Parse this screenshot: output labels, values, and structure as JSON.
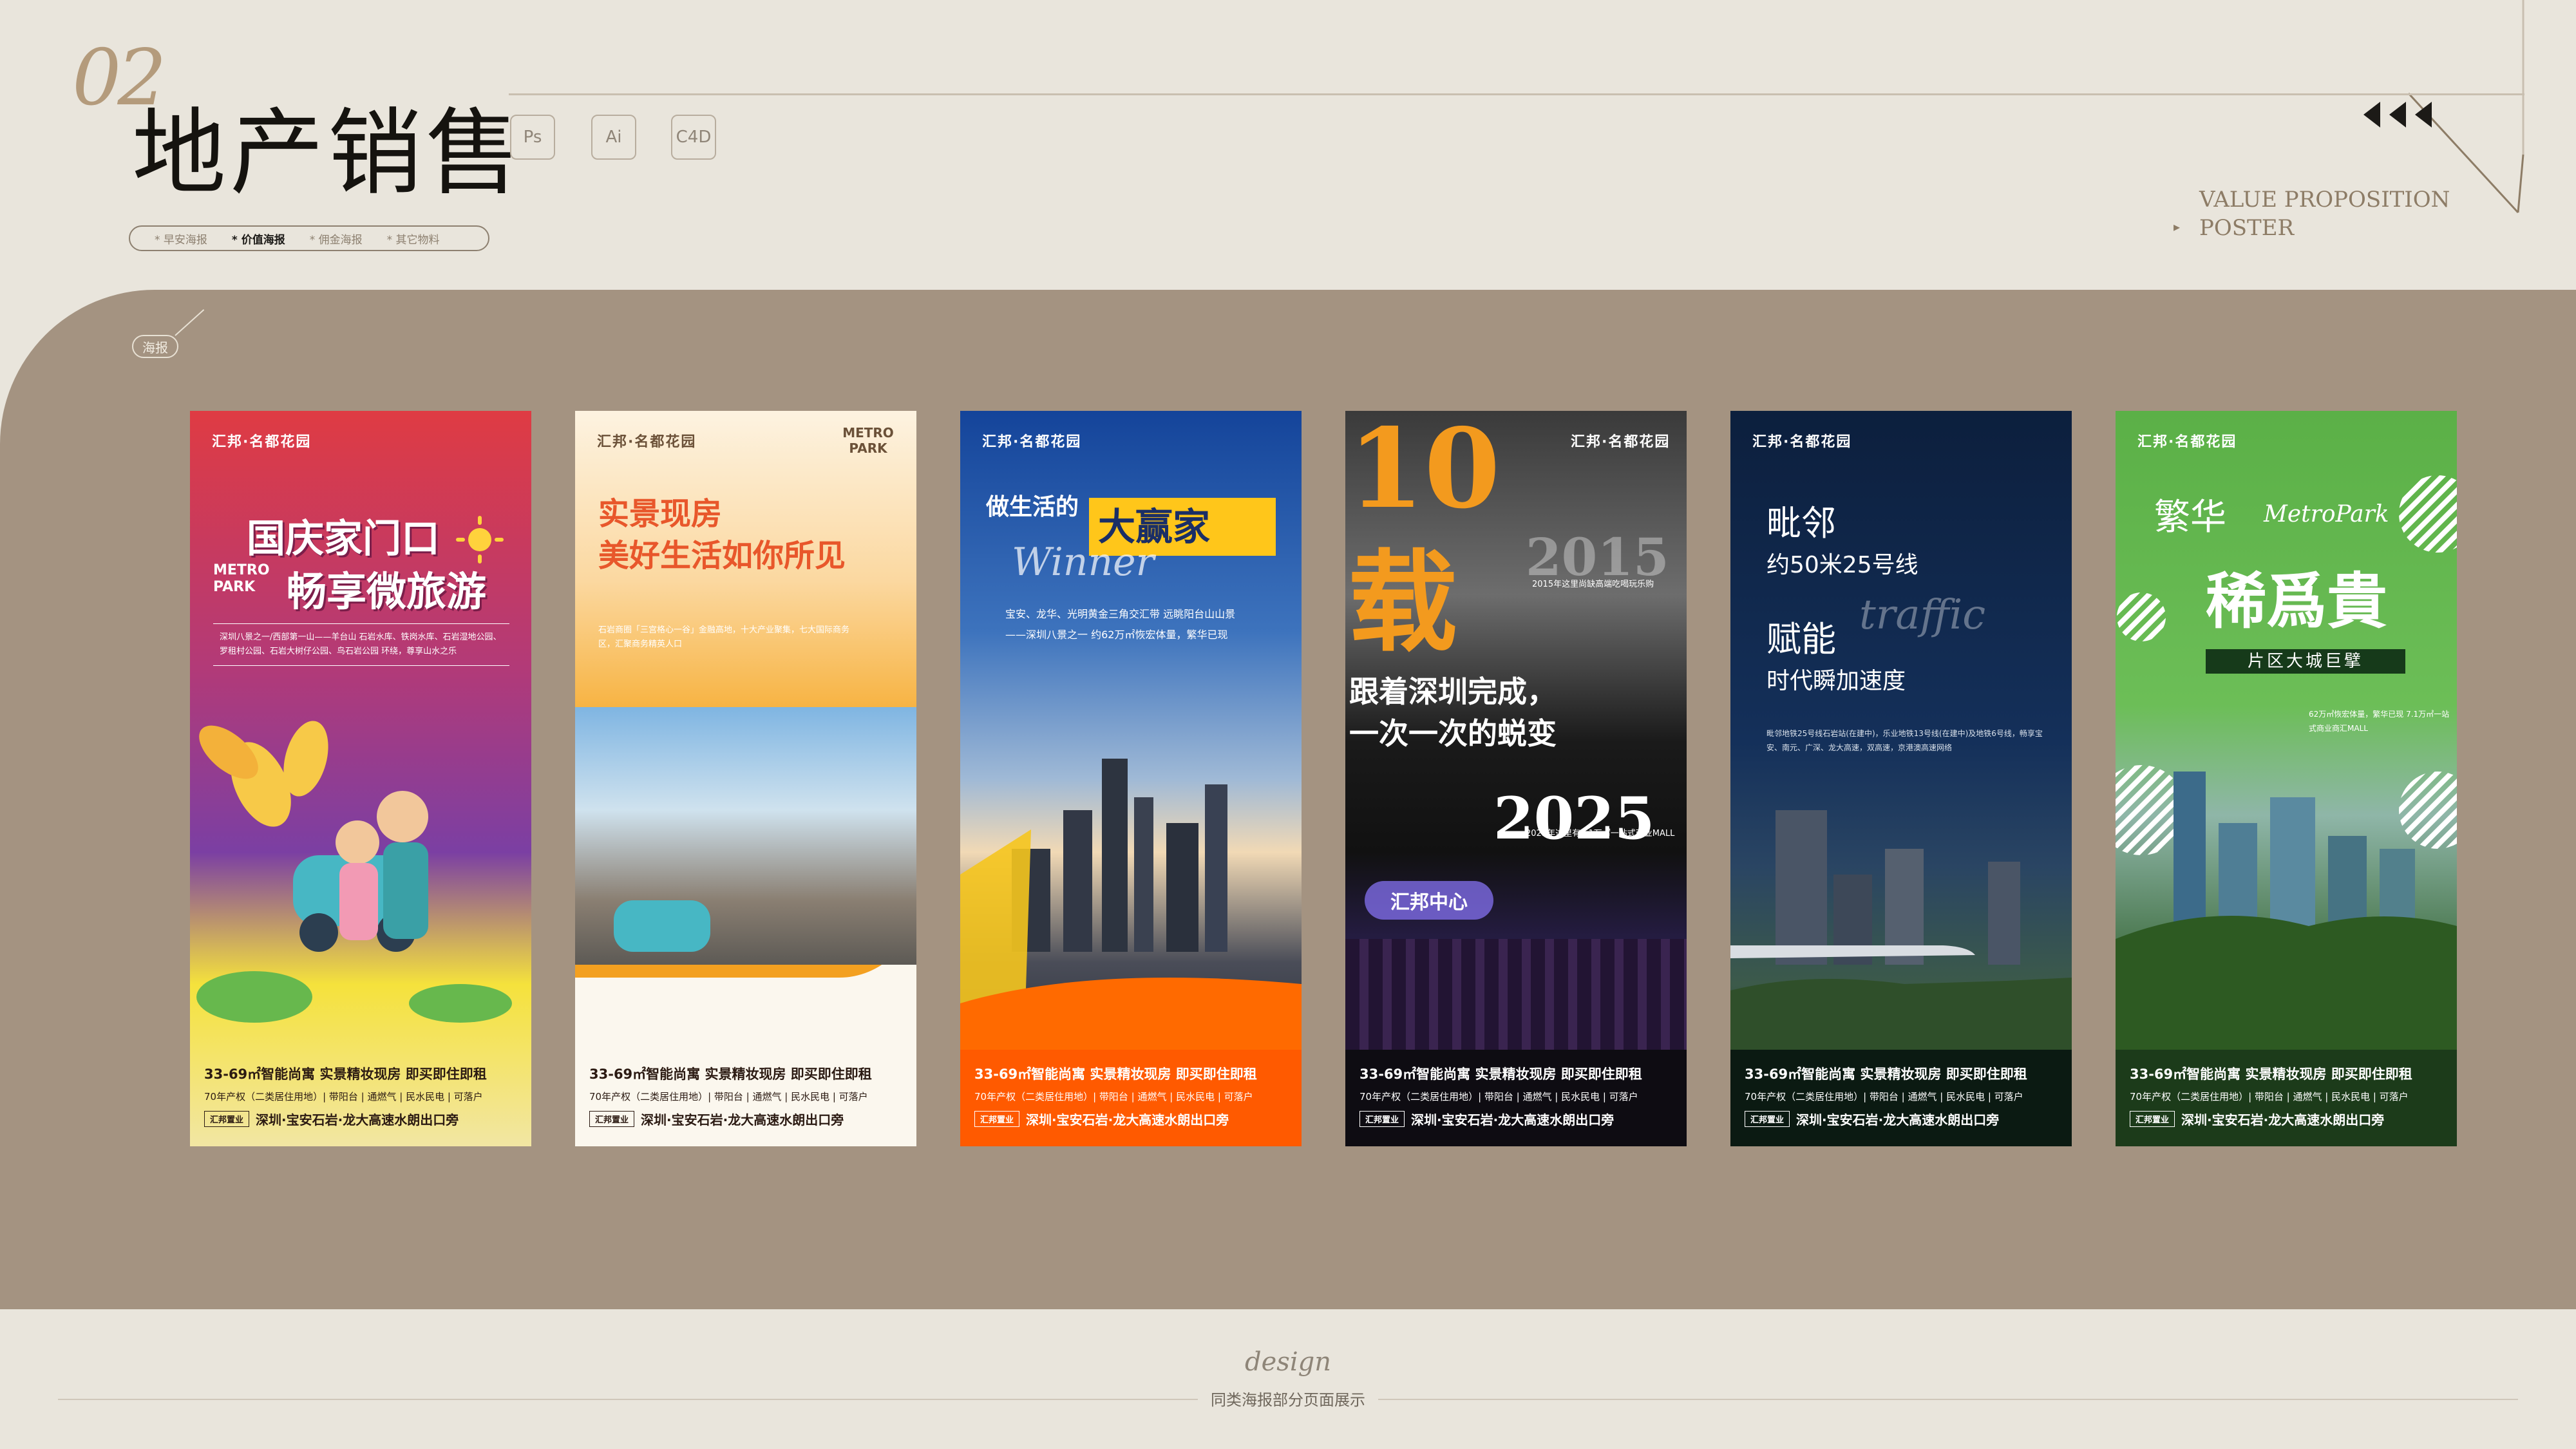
{
  "header": {
    "section_number": "02",
    "title": "地产销售",
    "tools": [
      "Ps",
      "Ai",
      "C4D"
    ],
    "subtitle_lines": [
      "VALUE PROPOSITION",
      "POSTER"
    ]
  },
  "categories": [
    "* 早安海报",
    "* 价值海报",
    "* 佣金海报",
    "* 其它物料"
  ],
  "band_tag": "海报",
  "posters": [
    {
      "logo": "汇邦·名都花园",
      "headline": "国庆家门口",
      "headline2": "畅享微旅游",
      "tag": "METRO PARK",
      "body": "深圳八景之一/西部第一山——羊台山 石岩水库、铁岗水库、石岩湿地公园、罗租村公园、石岩大树仔公园、鸟石岩公园 环绕，尊享山水之乐",
      "foot1": "33-69㎡智能尚寓 实景精妆现房 即买即住即租",
      "foot2": "70年产权（二类居住用地）| 带阳台 | 通燃气 | 民水民电 | 可落户",
      "foot3": "深圳·宝安石岩·龙大高速水朗出口旁",
      "brand": "汇邦置业"
    },
    {
      "logo": "汇邦·名都花园",
      "tag": "METRO PARK",
      "headline": "实景现房",
      "headline2": "美好生活如你所见",
      "body": "石岩商圈「三宫格心一谷」金融高地，十大产业聚集，七大国际商务区，汇聚商务精英人口",
      "foot1": "33-69㎡智能尚寓 实景精妆现房 即买即住即租",
      "foot2": "70年产权（二类居住用地）| 带阳台 | 通燃气 | 民水民电 | 可落户",
      "foot3": "深圳·宝安石岩·龙大高速水朗出口旁",
      "brand": "汇邦置业"
    },
    {
      "logo": "汇邦·名都花园",
      "headline": "做生活的",
      "headline2": "大赢家",
      "script": "Winner",
      "body": "宝安、龙华、光明黄金三角交汇带 远眺阳台山山景——深圳八景之一 约62万㎡恢宏体量，繁华已现",
      "foot1": "33-69㎡智能尚寓 实景精妆现房 即买即住即租",
      "foot2": "70年产权（二类居住用地）| 带阳台 | 通燃气 | 民水民电 | 可落户",
      "foot3": "深圳·宝安石岩·龙大高速水朗出口旁",
      "brand": "汇邦置业"
    },
    {
      "logo": "汇邦·名都花园",
      "big_num": "10",
      "big_char": "载",
      "year1": "2015",
      "year2": "2025",
      "caption1": "2015年这里尚缺高端吃喝玩乐购",
      "headline": "跟着深圳完成，",
      "headline2": "一次一次的蜕变",
      "caption2": "2025年这里有7.1万㎡一站式商业MALL",
      "mall": "汇邦中心",
      "foot1": "33-69㎡智能尚寓 实景精妆现房 即买即住即租",
      "foot2": "70年产权（二类居住用地）| 带阳台 | 通燃气 | 民水民电 | 可落户",
      "foot3": "深圳·宝安石岩·龙大高速水朗出口旁",
      "brand": "汇邦置业"
    },
    {
      "logo": "汇邦·名都花园",
      "headline": "毗邻",
      "sub1": "约50米25号线",
      "headline2": "赋能",
      "sub2": "时代瞬加速度",
      "script": "traffic",
      "body": "毗邻地铁25号线石岩站(在建中)，乐业地铁13号线(在建中)及地铁6号线，畅享宝安、南元、广深、龙大高速，双高速，京港澳高速网络",
      "foot1": "33-69㎡智能尚寓 实景精妆现房 即买即住即租",
      "foot2": "70年产权（二类居住用地）| 带阳台 | 通燃气 | 民水民电 | 可落户",
      "foot3": "深圳·宝安石岩·龙大高速水朗出口旁",
      "brand": "汇邦置业"
    },
    {
      "logo": "汇邦·名都花园",
      "headline": "繁华",
      "script": "MetroPark",
      "headline2": "稀爲貴",
      "banner": "片区大城巨擘",
      "body": "62万㎡恢宏体量，繁华已现 7.1万㎡一站式商业商汇MALL",
      "foot1": "33-69㎡智能尚寓 实景精妆现房 即买即住即租",
      "foot2": "70年产权（二类居住用地）| 带阳台 | 通燃气 | 民水民电 | 可落户",
      "foot3": "深圳·宝安石岩·龙大高速水朗出口旁",
      "brand": "汇邦置业"
    }
  ],
  "footer": {
    "design_word": "design",
    "caption": "同类海报部分页面展示"
  },
  "colors": {
    "page_bg": "#e9e5dc",
    "band": "#a49381",
    "accent": "#b49b7c"
  }
}
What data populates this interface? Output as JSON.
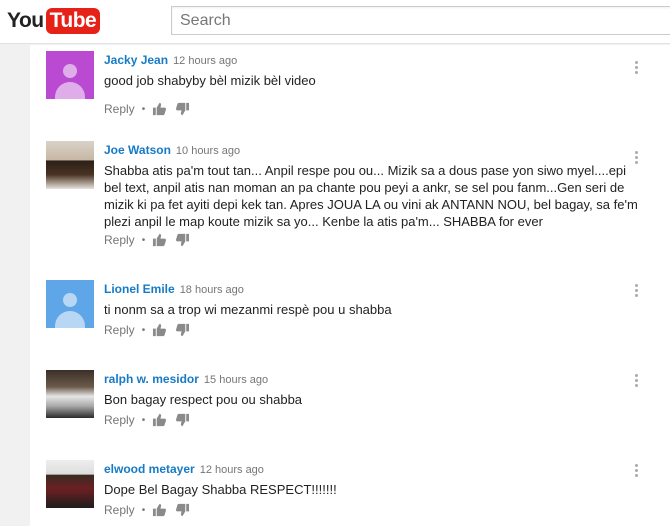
{
  "header": {
    "logo_part1": "You",
    "logo_part2": "Tube",
    "search_placeholder": "Search"
  },
  "actions": {
    "reply_label": "Reply",
    "separator": "•"
  },
  "comments": [
    {
      "author": "Jacky Jean",
      "time": "12 hours ago",
      "text": "good job shabyby bèl mizik bèl video",
      "avatar": "default-purple"
    },
    {
      "author": "Joe Watson",
      "time": "10 hours ago",
      "text": "Shabba atis pa'm tout tan... Anpil respe pou ou... Mizik sa a dous pase yon siwo myel....epi bel text, anpil atis nan moman an pa chante pou peyi a ankr, se sel pou fanm...Gen seri de mizik ki pa fet ayiti depi kek tan. Apres JOUA LA ou vini ak ANTANN NOU, bel bagay, sa fe'm plezi anpil le map koute mizik sa yo... Kenbe la atis pa'm... SHABBA for ever",
      "avatar": "photo"
    },
    {
      "author": "Lionel Emile",
      "time": "18 hours ago",
      "text": "ti nonm sa a trop wi mezanmi respè pou u shabba",
      "avatar": "default-blue"
    },
    {
      "author": "ralph w. mesidor",
      "time": "15 hours ago",
      "text": "Bon bagay respect pou ou shabba",
      "avatar": "photo"
    },
    {
      "author": "elwood metayer",
      "time": "12 hours ago",
      "text": "Dope Bel Bagay Shabba RESPECT!!!!!!!",
      "avatar": "photo"
    }
  ]
}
|---|
= Work to do =
Repeat the records word for word. Any picture in them should be left out.

= Task answer =
Parse this screenshot: output labels, values, and structure as JSON.
{
  "header": {
    "section_number": "02",
    "title": "地产销售",
    "tools": [
      "Ps",
      "Ai",
      "C4D"
    ],
    "subtitle_lines": [
      "VALUE PROPOSITION",
      "POSTER"
    ]
  },
  "categories": [
    "* 早安海报",
    "* 价值海报",
    "* 佣金海报",
    "* 其它物料"
  ],
  "band_tag": "海报",
  "posters": [
    {
      "logo": "汇邦·名都花园",
      "headline": "国庆家门口",
      "headline2": "畅享微旅游",
      "tag": "METRO PARK",
      "body": "深圳八景之一/西部第一山——羊台山 石岩水库、铁岗水库、石岩湿地公园、罗租村公园、石岩大树仔公园、鸟石岩公园 环绕，尊享山水之乐",
      "foot1": "33-69㎡智能尚寓 实景精妆现房 即买即住即租",
      "foot2": "70年产权（二类居住用地）| 带阳台 | 通燃气 | 民水民电 | 可落户",
      "foot3": "深圳·宝安石岩·龙大高速水朗出口旁",
      "brand": "汇邦置业"
    },
    {
      "logo": "汇邦·名都花园",
      "tag": "METRO PARK",
      "headline": "实景现房",
      "headline2": "美好生活如你所见",
      "body": "石岩商圈「三宫格心一谷」金融高地，十大产业聚集，七大国际商务区，汇聚商务精英人口",
      "foot1": "33-69㎡智能尚寓 实景精妆现房 即买即住即租",
      "foot2": "70年产权（二类居住用地）| 带阳台 | 通燃气 | 民水民电 | 可落户",
      "foot3": "深圳·宝安石岩·龙大高速水朗出口旁",
      "brand": "汇邦置业"
    },
    {
      "logo": "汇邦·名都花园",
      "headline": "做生活的",
      "headline2": "大赢家",
      "script": "Winner",
      "body": "宝安、龙华、光明黄金三角交汇带 远眺阳台山山景——深圳八景之一 约62万㎡恢宏体量，繁华已现",
      "foot1": "33-69㎡智能尚寓 实景精妆现房 即买即住即租",
      "foot2": "70年产权（二类居住用地）| 带阳台 | 通燃气 | 民水民电 | 可落户",
      "foot3": "深圳·宝安石岩·龙大高速水朗出口旁",
      "brand": "汇邦置业"
    },
    {
      "logo": "汇邦·名都花园",
      "big_num": "10",
      "big_char": "载",
      "year1": "2015",
      "year2": "2025",
      "caption1": "2015年这里尚缺高端吃喝玩乐购",
      "headline": "跟着深圳完成，",
      "headline2": "一次一次的蜕变",
      "caption2": "2025年这里有7.1万㎡一站式商业MALL",
      "mall": "汇邦中心",
      "foot1": "33-69㎡智能尚寓 实景精妆现房 即买即住即租",
      "foot2": "70年产权（二类居住用地）| 带阳台 | 通燃气 | 民水民电 | 可落户",
      "foot3": "深圳·宝安石岩·龙大高速水朗出口旁",
      "brand": "汇邦置业"
    },
    {
      "logo": "汇邦·名都花园",
      "headline": "毗邻",
      "sub1": "约50米25号线",
      "headline2": "赋能",
      "sub2": "时代瞬加速度",
      "script": "traffic",
      "body": "毗邻地铁25号线石岩站(在建中)，乐业地铁13号线(在建中)及地铁6号线，畅享宝安、南元、广深、龙大高速，双高速，京港澳高速网络",
      "foot1": "33-69㎡智能尚寓 实景精妆现房 即买即住即租",
      "foot2": "70年产权（二类居住用地）| 带阳台 | 通燃气 | 民水民电 | 可落户",
      "foot3": "深圳·宝安石岩·龙大高速水朗出口旁",
      "brand": "汇邦置业"
    },
    {
      "logo": "汇邦·名都花园",
      "headline": "繁华",
      "script": "MetroPark",
      "headline2": "稀爲貴",
      "banner": "片区大城巨擘",
      "body": "62万㎡恢宏体量，繁华已现 7.1万㎡一站式商业商汇MALL",
      "foot1": "33-69㎡智能尚寓 实景精妆现房 即买即住即租",
      "foot2": "70年产权（二类居住用地）| 带阳台 | 通燃气 | 民水民电 | 可落户",
      "foot3": "深圳·宝安石岩·龙大高速水朗出口旁",
      "brand": "汇邦置业"
    }
  ],
  "footer": {
    "design_word": "design",
    "caption": "同类海报部分页面展示"
  },
  "colors": {
    "page_bg": "#e9e5dc",
    "band": "#a49381",
    "accent": "#b49b7c"
  }
}
What data populates this interface? Output as JSON.
{
  "header": {
    "logo_part1": "You",
    "logo_part2": "Tube",
    "search_placeholder": "Search"
  },
  "actions": {
    "reply_label": "Reply",
    "separator": "•"
  },
  "comments": [
    {
      "author": "Jacky Jean",
      "time": "12 hours ago",
      "text": "good job shabyby bèl mizik bèl video",
      "avatar": "default-purple"
    },
    {
      "author": "Joe Watson",
      "time": "10 hours ago",
      "text": "Shabba atis pa'm tout tan... Anpil respe pou ou... Mizik sa a dous pase yon siwo myel....epi bel text, anpil atis nan moman an pa chante pou peyi a ankr, se sel pou fanm...Gen seri de mizik ki pa fet ayiti depi kek tan. Apres JOUA LA ou vini ak ANTANN NOU, bel bagay, sa fe'm plezi anpil le map koute mizik sa yo... Kenbe la atis pa'm... SHABBA for ever",
      "avatar": "photo"
    },
    {
      "author": "Lionel Emile",
      "time": "18 hours ago",
      "text": "ti nonm sa a trop wi mezanmi respè pou u shabba",
      "avatar": "default-blue"
    },
    {
      "author": "ralph w. mesidor",
      "time": "15 hours ago",
      "text": "Bon bagay respect pou ou shabba",
      "avatar": "photo"
    },
    {
      "author": "elwood metayer",
      "time": "12 hours ago",
      "text": "Dope Bel Bagay Shabba RESPECT!!!!!!!",
      "avatar": "photo"
    }
  ]
}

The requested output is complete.